:: GOAL OF THE EXERCISE ::
Could you write out the records below exactly as they appear, leaving out any pictures?

:: DATA LISTING ::

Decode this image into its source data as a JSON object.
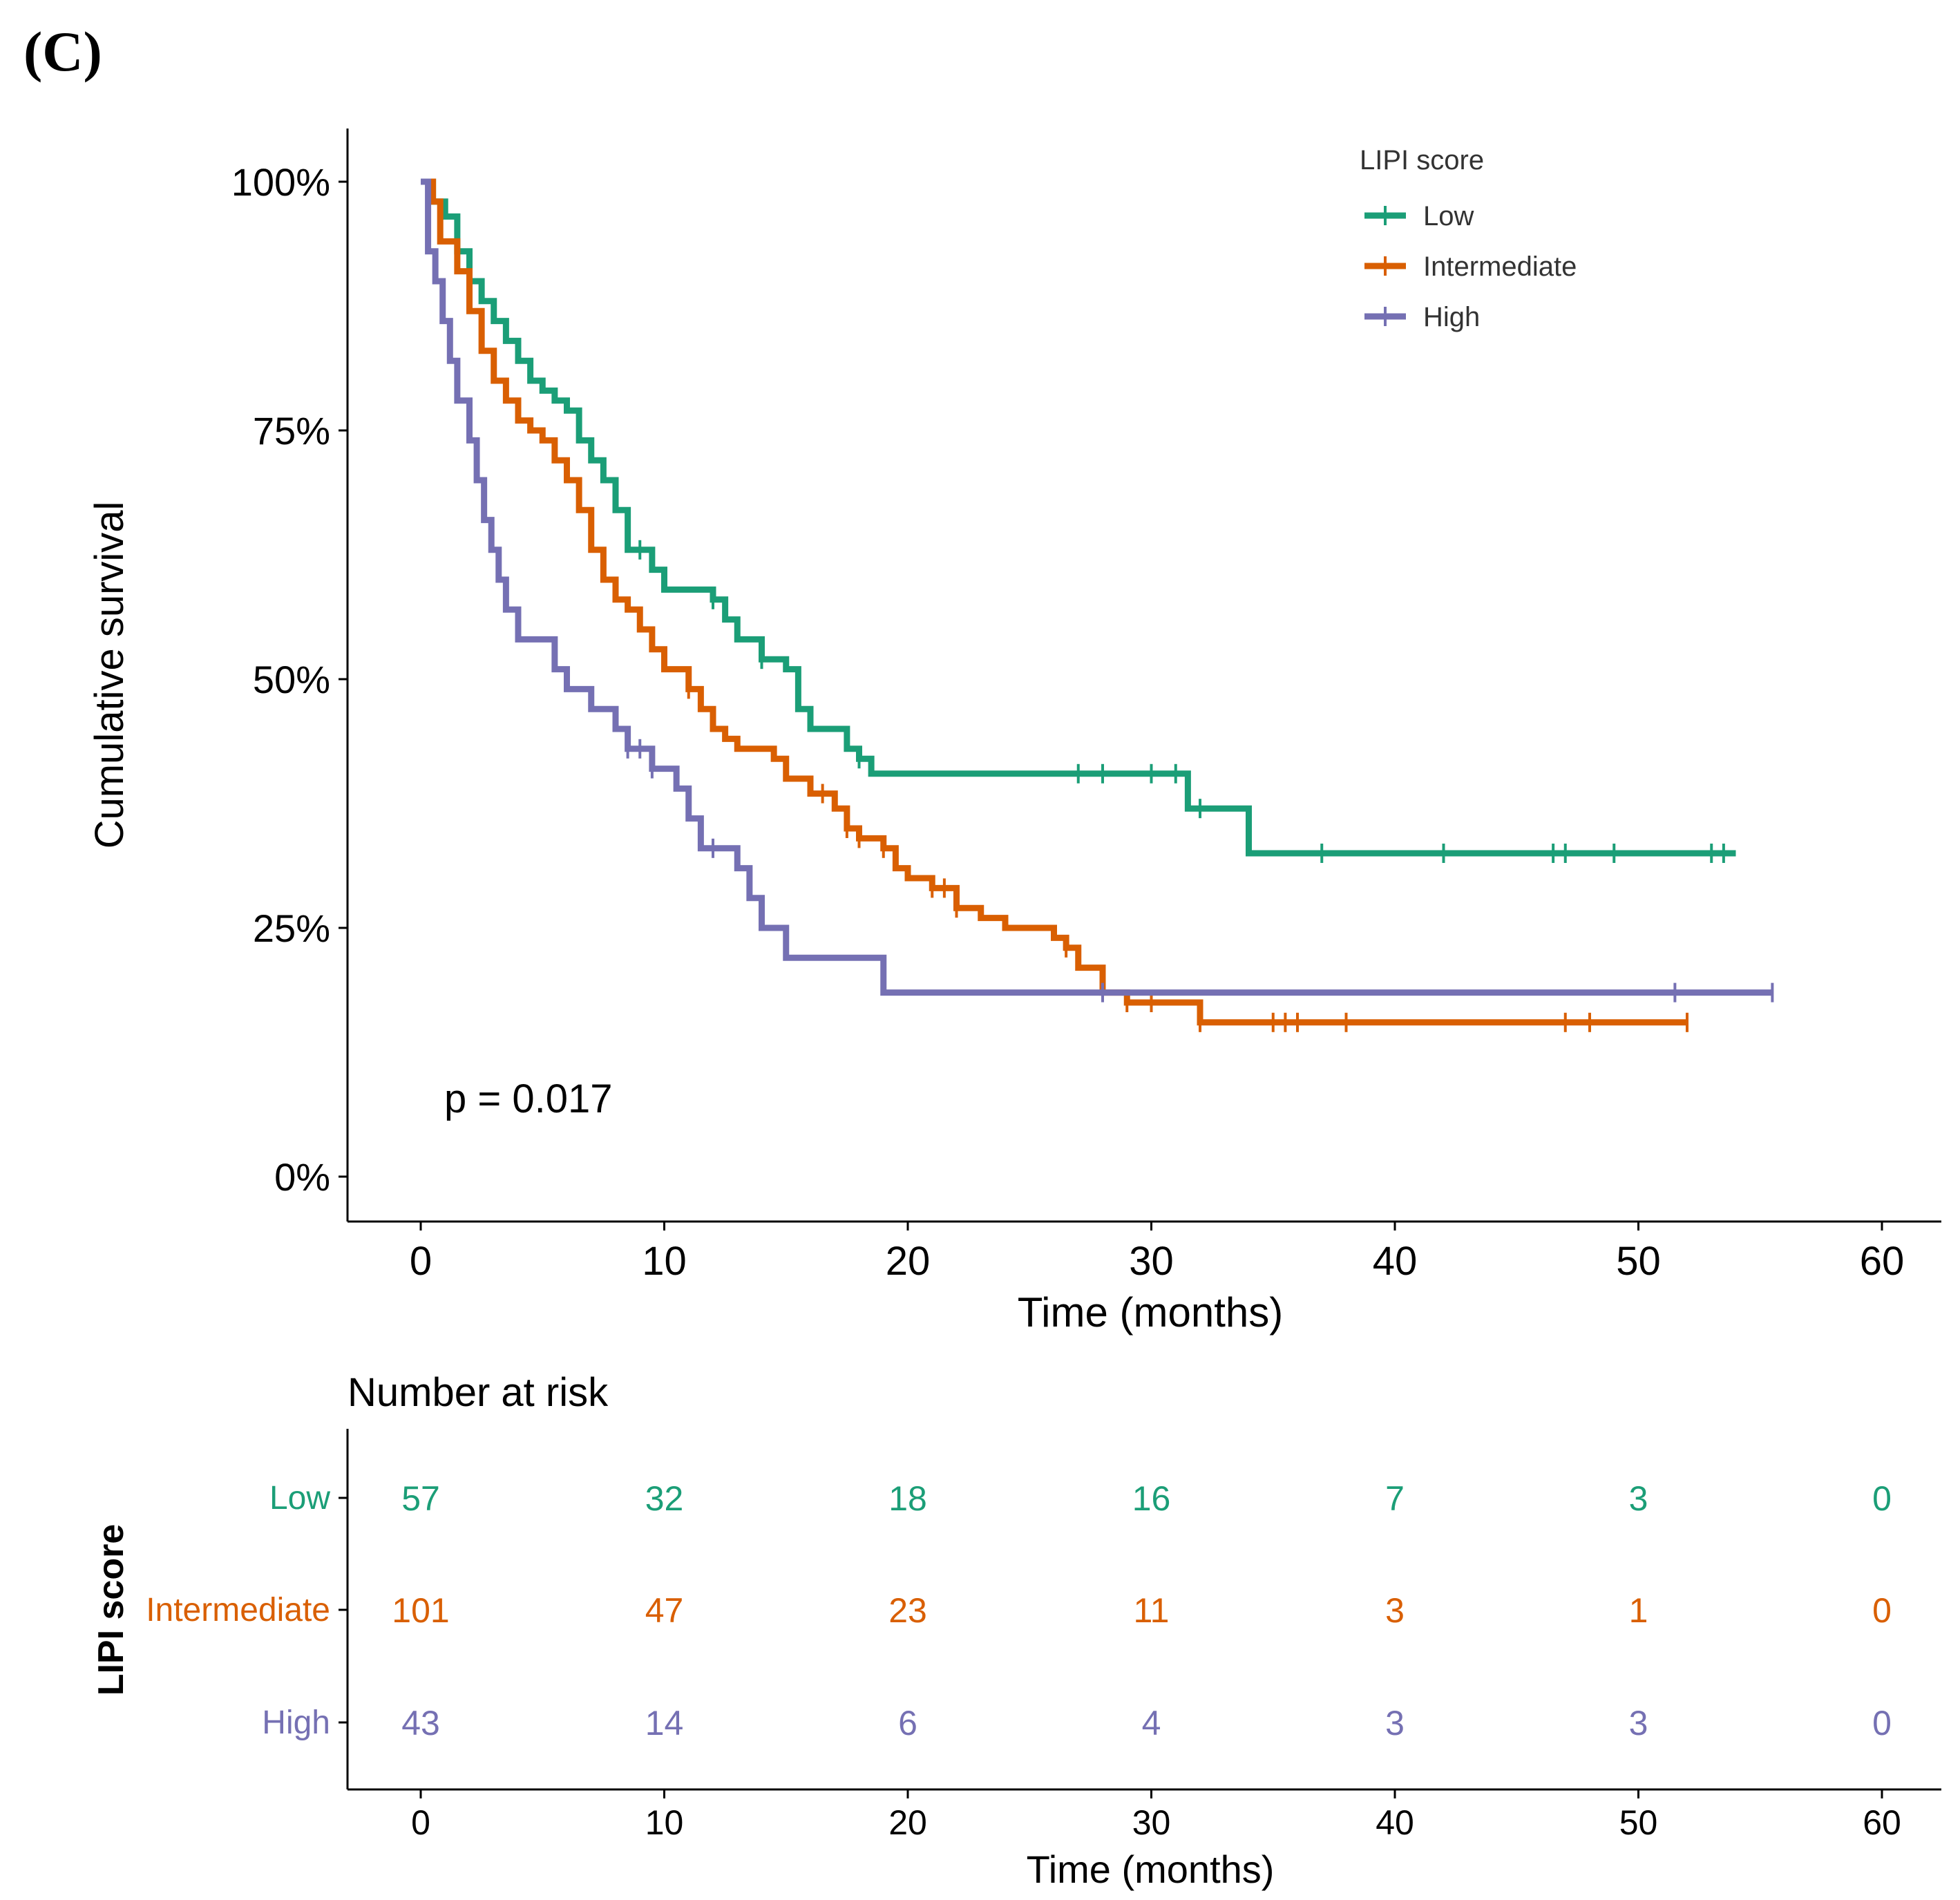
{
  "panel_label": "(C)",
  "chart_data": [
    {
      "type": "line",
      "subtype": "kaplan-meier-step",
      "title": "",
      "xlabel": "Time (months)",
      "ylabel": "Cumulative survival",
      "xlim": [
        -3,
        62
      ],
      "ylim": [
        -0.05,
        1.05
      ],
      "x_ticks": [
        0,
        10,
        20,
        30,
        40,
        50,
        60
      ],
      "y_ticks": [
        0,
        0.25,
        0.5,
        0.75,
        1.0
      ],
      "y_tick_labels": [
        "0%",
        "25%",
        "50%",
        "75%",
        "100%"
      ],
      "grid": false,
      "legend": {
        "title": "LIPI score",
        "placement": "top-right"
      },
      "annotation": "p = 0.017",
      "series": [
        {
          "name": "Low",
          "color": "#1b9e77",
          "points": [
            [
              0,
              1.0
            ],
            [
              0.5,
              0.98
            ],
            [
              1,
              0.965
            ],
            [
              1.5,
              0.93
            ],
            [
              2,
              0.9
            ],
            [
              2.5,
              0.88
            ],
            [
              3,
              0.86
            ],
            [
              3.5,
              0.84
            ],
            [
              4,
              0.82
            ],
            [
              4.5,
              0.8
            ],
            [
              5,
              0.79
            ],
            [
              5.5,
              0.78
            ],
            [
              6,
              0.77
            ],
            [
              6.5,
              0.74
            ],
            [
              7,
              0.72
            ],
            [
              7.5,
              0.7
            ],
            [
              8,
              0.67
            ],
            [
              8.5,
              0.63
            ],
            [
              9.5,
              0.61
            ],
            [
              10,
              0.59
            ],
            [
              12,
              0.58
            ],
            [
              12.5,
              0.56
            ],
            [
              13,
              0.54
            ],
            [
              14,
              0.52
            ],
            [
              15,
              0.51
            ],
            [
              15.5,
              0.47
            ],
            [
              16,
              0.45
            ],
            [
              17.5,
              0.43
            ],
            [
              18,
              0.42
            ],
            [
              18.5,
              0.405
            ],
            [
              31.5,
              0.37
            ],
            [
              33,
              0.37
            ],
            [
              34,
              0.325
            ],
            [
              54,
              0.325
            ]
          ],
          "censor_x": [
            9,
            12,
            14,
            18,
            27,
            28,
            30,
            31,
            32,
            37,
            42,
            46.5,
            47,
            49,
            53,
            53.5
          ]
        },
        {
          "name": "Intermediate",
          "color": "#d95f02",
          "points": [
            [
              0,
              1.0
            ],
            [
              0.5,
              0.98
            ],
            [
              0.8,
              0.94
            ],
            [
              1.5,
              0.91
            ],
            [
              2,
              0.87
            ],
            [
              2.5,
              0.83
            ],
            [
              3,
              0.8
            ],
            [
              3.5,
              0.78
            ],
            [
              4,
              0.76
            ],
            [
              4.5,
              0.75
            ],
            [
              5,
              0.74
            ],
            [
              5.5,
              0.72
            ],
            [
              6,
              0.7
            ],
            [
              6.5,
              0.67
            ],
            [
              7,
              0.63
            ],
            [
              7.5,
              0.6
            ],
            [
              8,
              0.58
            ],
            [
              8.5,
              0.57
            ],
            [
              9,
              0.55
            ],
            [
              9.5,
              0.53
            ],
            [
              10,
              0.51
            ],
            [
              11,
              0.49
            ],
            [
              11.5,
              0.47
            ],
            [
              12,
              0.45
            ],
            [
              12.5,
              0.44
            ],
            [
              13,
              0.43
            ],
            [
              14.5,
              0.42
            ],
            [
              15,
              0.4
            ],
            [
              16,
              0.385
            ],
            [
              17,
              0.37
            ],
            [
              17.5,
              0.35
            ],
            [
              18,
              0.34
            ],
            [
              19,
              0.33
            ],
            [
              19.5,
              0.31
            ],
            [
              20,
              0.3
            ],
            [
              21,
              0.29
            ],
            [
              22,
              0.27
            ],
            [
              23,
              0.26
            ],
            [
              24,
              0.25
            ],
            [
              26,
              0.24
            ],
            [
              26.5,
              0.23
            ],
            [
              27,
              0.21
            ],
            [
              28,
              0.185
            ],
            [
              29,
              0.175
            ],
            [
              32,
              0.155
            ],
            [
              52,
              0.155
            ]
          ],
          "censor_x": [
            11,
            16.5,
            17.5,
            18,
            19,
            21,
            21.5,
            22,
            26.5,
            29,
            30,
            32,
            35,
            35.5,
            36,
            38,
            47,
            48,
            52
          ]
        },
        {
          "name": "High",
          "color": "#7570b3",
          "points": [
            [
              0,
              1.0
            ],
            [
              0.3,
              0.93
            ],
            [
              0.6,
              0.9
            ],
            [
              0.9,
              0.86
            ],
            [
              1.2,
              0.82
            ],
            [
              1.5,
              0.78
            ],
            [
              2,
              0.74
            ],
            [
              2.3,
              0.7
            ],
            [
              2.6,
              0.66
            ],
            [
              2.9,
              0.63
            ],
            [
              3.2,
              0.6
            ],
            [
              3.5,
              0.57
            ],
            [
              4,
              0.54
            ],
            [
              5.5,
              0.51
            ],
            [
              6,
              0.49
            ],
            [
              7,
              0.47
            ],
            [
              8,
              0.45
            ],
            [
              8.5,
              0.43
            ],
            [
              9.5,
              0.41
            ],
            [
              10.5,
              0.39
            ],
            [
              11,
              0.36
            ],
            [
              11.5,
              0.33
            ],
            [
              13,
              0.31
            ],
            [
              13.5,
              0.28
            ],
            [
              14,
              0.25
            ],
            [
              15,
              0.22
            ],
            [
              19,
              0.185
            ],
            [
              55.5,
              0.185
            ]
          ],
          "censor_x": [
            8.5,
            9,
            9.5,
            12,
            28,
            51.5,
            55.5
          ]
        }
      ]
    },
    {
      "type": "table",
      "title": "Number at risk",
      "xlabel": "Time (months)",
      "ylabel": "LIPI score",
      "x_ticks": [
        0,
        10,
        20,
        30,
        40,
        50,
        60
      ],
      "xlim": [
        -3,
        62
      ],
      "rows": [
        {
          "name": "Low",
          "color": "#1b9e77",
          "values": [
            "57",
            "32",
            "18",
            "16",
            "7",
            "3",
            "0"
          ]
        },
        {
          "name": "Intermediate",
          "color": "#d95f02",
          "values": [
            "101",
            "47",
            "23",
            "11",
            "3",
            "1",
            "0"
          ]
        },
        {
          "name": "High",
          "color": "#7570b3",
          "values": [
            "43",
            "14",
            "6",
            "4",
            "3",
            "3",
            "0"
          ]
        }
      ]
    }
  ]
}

:: IN RESPONSE ::
Decode this image into its source data as a JSON object.
{
  "panel_label": "(C)",
  "chart_data": [
    {
      "type": "line",
      "subtype": "kaplan-meier-step",
      "title": "",
      "xlabel": "Time (months)",
      "ylabel": "Cumulative survival",
      "xlim": [
        -3,
        62
      ],
      "ylim": [
        -0.05,
        1.05
      ],
      "x_ticks": [
        0,
        10,
        20,
        30,
        40,
        50,
        60
      ],
      "y_ticks": [
        0,
        0.25,
        0.5,
        0.75,
        1.0
      ],
      "y_tick_labels": [
        "0%",
        "25%",
        "50%",
        "75%",
        "100%"
      ],
      "grid": false,
      "legend": {
        "title": "LIPI score",
        "placement": "top-right"
      },
      "annotation": "p = 0.017",
      "series": [
        {
          "name": "Low",
          "color": "#1b9e77",
          "points": [
            [
              0,
              1.0
            ],
            [
              0.5,
              0.98
            ],
            [
              1,
              0.965
            ],
            [
              1.5,
              0.93
            ],
            [
              2,
              0.9
            ],
            [
              2.5,
              0.88
            ],
            [
              3,
              0.86
            ],
            [
              3.5,
              0.84
            ],
            [
              4,
              0.82
            ],
            [
              4.5,
              0.8
            ],
            [
              5,
              0.79
            ],
            [
              5.5,
              0.78
            ],
            [
              6,
              0.77
            ],
            [
              6.5,
              0.74
            ],
            [
              7,
              0.72
            ],
            [
              7.5,
              0.7
            ],
            [
              8,
              0.67
            ],
            [
              8.5,
              0.63
            ],
            [
              9.5,
              0.61
            ],
            [
              10,
              0.59
            ],
            [
              12,
              0.58
            ],
            [
              12.5,
              0.56
            ],
            [
              13,
              0.54
            ],
            [
              14,
              0.52
            ],
            [
              15,
              0.51
            ],
            [
              15.5,
              0.47
            ],
            [
              16,
              0.45
            ],
            [
              17.5,
              0.43
            ],
            [
              18,
              0.42
            ],
            [
              18.5,
              0.405
            ],
            [
              31.5,
              0.37
            ],
            [
              33,
              0.37
            ],
            [
              34,
              0.325
            ],
            [
              54,
              0.325
            ]
          ],
          "censor_x": [
            9,
            12,
            14,
            18,
            27,
            28,
            30,
            31,
            32,
            37,
            42,
            46.5,
            47,
            49,
            53,
            53.5
          ]
        },
        {
          "name": "Intermediate",
          "color": "#d95f02",
          "points": [
            [
              0,
              1.0
            ],
            [
              0.5,
              0.98
            ],
            [
              0.8,
              0.94
            ],
            [
              1.5,
              0.91
            ],
            [
              2,
              0.87
            ],
            [
              2.5,
              0.83
            ],
            [
              3,
              0.8
            ],
            [
              3.5,
              0.78
            ],
            [
              4,
              0.76
            ],
            [
              4.5,
              0.75
            ],
            [
              5,
              0.74
            ],
            [
              5.5,
              0.72
            ],
            [
              6,
              0.7
            ],
            [
              6.5,
              0.67
            ],
            [
              7,
              0.63
            ],
            [
              7.5,
              0.6
            ],
            [
              8,
              0.58
            ],
            [
              8.5,
              0.57
            ],
            [
              9,
              0.55
            ],
            [
              9.5,
              0.53
            ],
            [
              10,
              0.51
            ],
            [
              11,
              0.49
            ],
            [
              11.5,
              0.47
            ],
            [
              12,
              0.45
            ],
            [
              12.5,
              0.44
            ],
            [
              13,
              0.43
            ],
            [
              14.5,
              0.42
            ],
            [
              15,
              0.4
            ],
            [
              16,
              0.385
            ],
            [
              17,
              0.37
            ],
            [
              17.5,
              0.35
            ],
            [
              18,
              0.34
            ],
            [
              19,
              0.33
            ],
            [
              19.5,
              0.31
            ],
            [
              20,
              0.3
            ],
            [
              21,
              0.29
            ],
            [
              22,
              0.27
            ],
            [
              23,
              0.26
            ],
            [
              24,
              0.25
            ],
            [
              26,
              0.24
            ],
            [
              26.5,
              0.23
            ],
            [
              27,
              0.21
            ],
            [
              28,
              0.185
            ],
            [
              29,
              0.175
            ],
            [
              32,
              0.155
            ],
            [
              52,
              0.155
            ]
          ],
          "censor_x": [
            11,
            16.5,
            17.5,
            18,
            19,
            21,
            21.5,
            22,
            26.5,
            29,
            30,
            32,
            35,
            35.5,
            36,
            38,
            47,
            48,
            52
          ]
        },
        {
          "name": "High",
          "color": "#7570b3",
          "points": [
            [
              0,
              1.0
            ],
            [
              0.3,
              0.93
            ],
            [
              0.6,
              0.9
            ],
            [
              0.9,
              0.86
            ],
            [
              1.2,
              0.82
            ],
            [
              1.5,
              0.78
            ],
            [
              2,
              0.74
            ],
            [
              2.3,
              0.7
            ],
            [
              2.6,
              0.66
            ],
            [
              2.9,
              0.63
            ],
            [
              3.2,
              0.6
            ],
            [
              3.5,
              0.57
            ],
            [
              4,
              0.54
            ],
            [
              5.5,
              0.51
            ],
            [
              6,
              0.49
            ],
            [
              7,
              0.47
            ],
            [
              8,
              0.45
            ],
            [
              8.5,
              0.43
            ],
            [
              9.5,
              0.41
            ],
            [
              10.5,
              0.39
            ],
            [
              11,
              0.36
            ],
            [
              11.5,
              0.33
            ],
            [
              13,
              0.31
            ],
            [
              13.5,
              0.28
            ],
            [
              14,
              0.25
            ],
            [
              15,
              0.22
            ],
            [
              19,
              0.185
            ],
            [
              55.5,
              0.185
            ]
          ],
          "censor_x": [
            8.5,
            9,
            9.5,
            12,
            28,
            51.5,
            55.5
          ]
        }
      ]
    },
    {
      "type": "table",
      "title": "Number at risk",
      "xlabel": "Time (months)",
      "ylabel": "LIPI score",
      "x_ticks": [
        0,
        10,
        20,
        30,
        40,
        50,
        60
      ],
      "xlim": [
        -3,
        62
      ],
      "rows": [
        {
          "name": "Low",
          "color": "#1b9e77",
          "values": [
            "57",
            "32",
            "18",
            "16",
            "7",
            "3",
            "0"
          ]
        },
        {
          "name": "Intermediate",
          "color": "#d95f02",
          "values": [
            "101",
            "47",
            "23",
            "11",
            "3",
            "1",
            "0"
          ]
        },
        {
          "name": "High",
          "color": "#7570b3",
          "values": [
            "43",
            "14",
            "6",
            "4",
            "3",
            "3",
            "0"
          ]
        }
      ]
    }
  ]
}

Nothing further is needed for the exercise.